== TO DO ==
Please resume the notice of C2's proposed rule change below from the point where it stops; the records after it are separate.

== SELECTED EXCERPT ==
* * *
Pursuant to Section 19(b)(1) of the Securities Exchange Act of 1934 (the “Act” or “Exchange Act”),[1] and Rule 19b-4 thereunder,[2] notice is hereby given that on January 27, 2011, C2 Options Exchange, Incorporated (“C2”) filed with the Securities and Exchange Commission (“Commission” or “SEC”) the proposed rule change as described in Items I and II below, which Items have been prepared by C2. The Commission is publishing this notice to solicit comments on the proposed rule change from interested persons.
I. Self-Regulatory Organization's Statement of the Terms of Substance of the Proposed Rule Change
C2 proposes to (i) amend its Bylaws and rules to eliminate its office of Vice Chairman of the Board, (ii) amend its Bylaws to provide that the Board of Directors may establish an Advisory Board, and (iii) amend its Bylaws to eliminate its Audit Committee.
The text of the proposed amendments to C2's Bylaws and the proposed amendments to C2's rules is available on C2's Web site at (http://www.c2exchange.com/Legal), at C2's Office of the Secretary, on the Commission's Web site at (http://www.sec.gov), and at the Commission's Public Reference Room.
II. Self-Regulatory Organization's Statement of the Purpose of, and Statutory Basis for, the Proposed Rule Change
In its filing with the Commission, C2 included statements concerning the purpose of, and basis for, the proposed rule change and discussed any comments it received on the proposed rule change. The text of these statements may be examined at the places specified in Item IV below. C2 has prepared summaries, set forth in Sections A, B, and C below, of the most significant aspects of such statements.
A. Self-Regulatory Organization's Statement of the Purpose of, and the Statutory Basis for, the Proposed Rule Change
1. Purpose
The purpose of this proposed rule change is to eliminate the office of C2 Vice Chairman of the Board, to allow for a C2 Advisory Board, and to eliminate the C2 Audit Committee.
(a) Elimination of Office of Vice Chairman of the Board
Based on the Exchange's experience since its registration as a national securities exchange in December, 2009 and the launch of trading on the Exchange in October, 2010, the Exchange believes that it is no longer necessary to provide for an office of Vice Chairman of the Board (which is an office held by one of the Exchange's Industry Directors). It was originally contemplated that the Vice Chairman would take a lead role in facilitating communication between C2 and its Trading Permit Holders and in coordinating the activities of Trading Permit Holder committees. The Exchange now believes that C2 management is best able to take the lead role in this regard. The Exchange also believes that it will continue to be able to obtain input from Trading Permit Holders through, among other things, direct communication with individual Trading Permit Holders and the ability to establish Trading Permit Holder committees and an Advisory Board (as proposed by this rule filing).
* * *
== GIVEN DATA ==
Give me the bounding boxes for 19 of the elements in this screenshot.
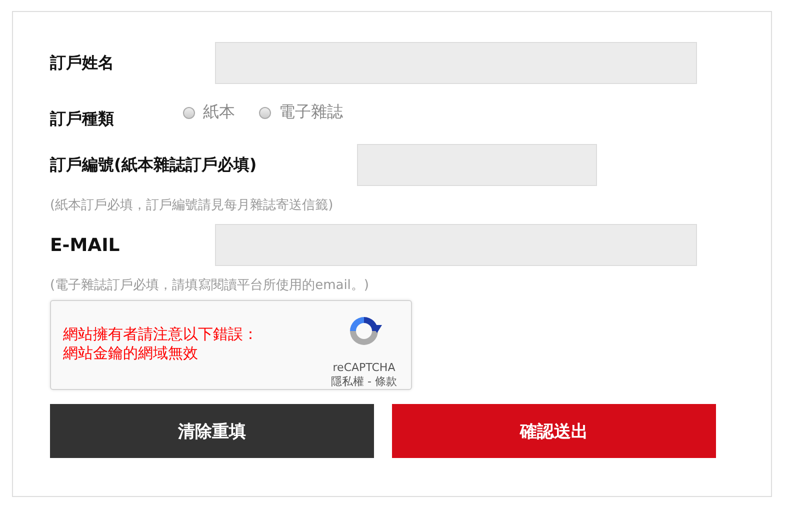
brand-text: reCAPTCHA [332, 361, 396, 374]
reset-button[interactable]: 清除重填 [50, 404, 374, 458]
error-text: 網站金鑰的網域無效 [63, 344, 199, 363]
privacy-terms-link[interactable]: 隱私權 - 條款 [331, 374, 397, 389]
submit-button[interactable]: 確認送出 [392, 404, 716, 458]
field-label: 訂戶種類 [50, 109, 115, 130]
field-label: 訂戶編號(紙本雜誌訂戶必填) [50, 154, 257, 176]
hint-text: (紙本訂戶必填，訂戶編號請見每月雜誌寄送信籤) [50, 197, 334, 214]
field-label: E-MAIL [50, 234, 121, 256]
hint-text: (電子雜誌訂戶必填，請填寫閱讀平台所使用的email。) [50, 277, 370, 294]
radio-icon[interactable] [183, 106, 195, 118]
error-text: 網站擁有者請注意以下錯誤： [63, 325, 258, 344]
radio-option[interactable]: 電子雜誌 [259, 102, 343, 123]
input-field[interactable] [215, 224, 697, 266]
radio-option[interactable]: 紙本 [183, 102, 235, 123]
input-field[interactable] [215, 42, 697, 84]
field-label: 訂戶姓名 [50, 52, 115, 74]
radio-icon[interactable] [259, 106, 271, 118]
input-field[interactable] [356, 144, 597, 186]
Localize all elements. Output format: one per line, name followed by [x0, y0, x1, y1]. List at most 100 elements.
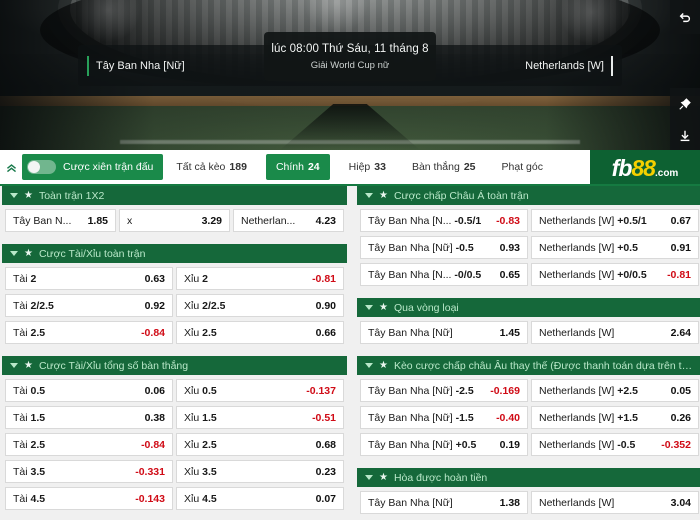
* * *
== RESPONSE ==
The Exchange Bylaws will also continue to require that at least 30% of the directors on the C2 Board of Directors must be Industry Directors and that at least 20% of C2's directors must be Representative Directors. Representative Directors are Industry Directors nominated (or otherwise selected through a petition process) by the Industry-Director Subcommittee of the C2 Nominating and Governance Committee. The Industry-Director Subcommittee is composed of all of the Industry Directors serving on the Nominating and Governance Committee. C2 Trading Permit Holders may nominate alternative Representative Director candidates to those nominated by the Industry Director Subcommittee, in which case a Run-off Election is held in which C2's Trading Permit Holders vote to determine which candidates will be elected to the C2 Board of Directors to serve as Representative Directors. Thus, the Exchange will continue to provide for the fair representation of C2 Trading Permit Holders in the selection of directors and the administration of the Exchange consistent with Section 6(b)(3) of the Act.[3]
The specific proposed C2 Bylaw and rule changes related to the elimination of the office of Vice Chairman of Board include the following changes:
Section 3.7 of the Bylaws, which describes the selection, the term, and roles of the Vice Chairman, is proposed to be deleted. The current roles of the Vice Chairman listed in Section 3.7 of the Bylaws (and how those roles will be performed going forward) are (i) Presiding over meetings of the Board of Directors in the event that the Chairman of the Board is absent or unable to do so (which will be addressed by Section 3.8(a) of the Bylaws to be re-numbered from Section 3.9(a), which is proposed to be amended to eliminate references to the Vice Chairman and which will continue to allow the Board to designate an Acting Chairman of the Board in the absence or inability to act of the Chairman, which could be the Lead Director or another director); (ii) unless otherwise provided in the rules or by Board resolution, appointing, subject to Board approval, the individuals to serve on Trading Permit Holder committees (which will be addressed by Section 4.1(b) of the Bylaws, which is proposed to be amended to vest this appointment authority, also subject to Board approval of such appointments, in the Chief Executive Officer or his or her designee); and (iii) exercising such other powers and performing such other duties as are delegated to the Vice Chairman by the Board (which is not an item that needs to be addressed since there are no such other powers of duties that the Board has delegated to the Vice Chairman).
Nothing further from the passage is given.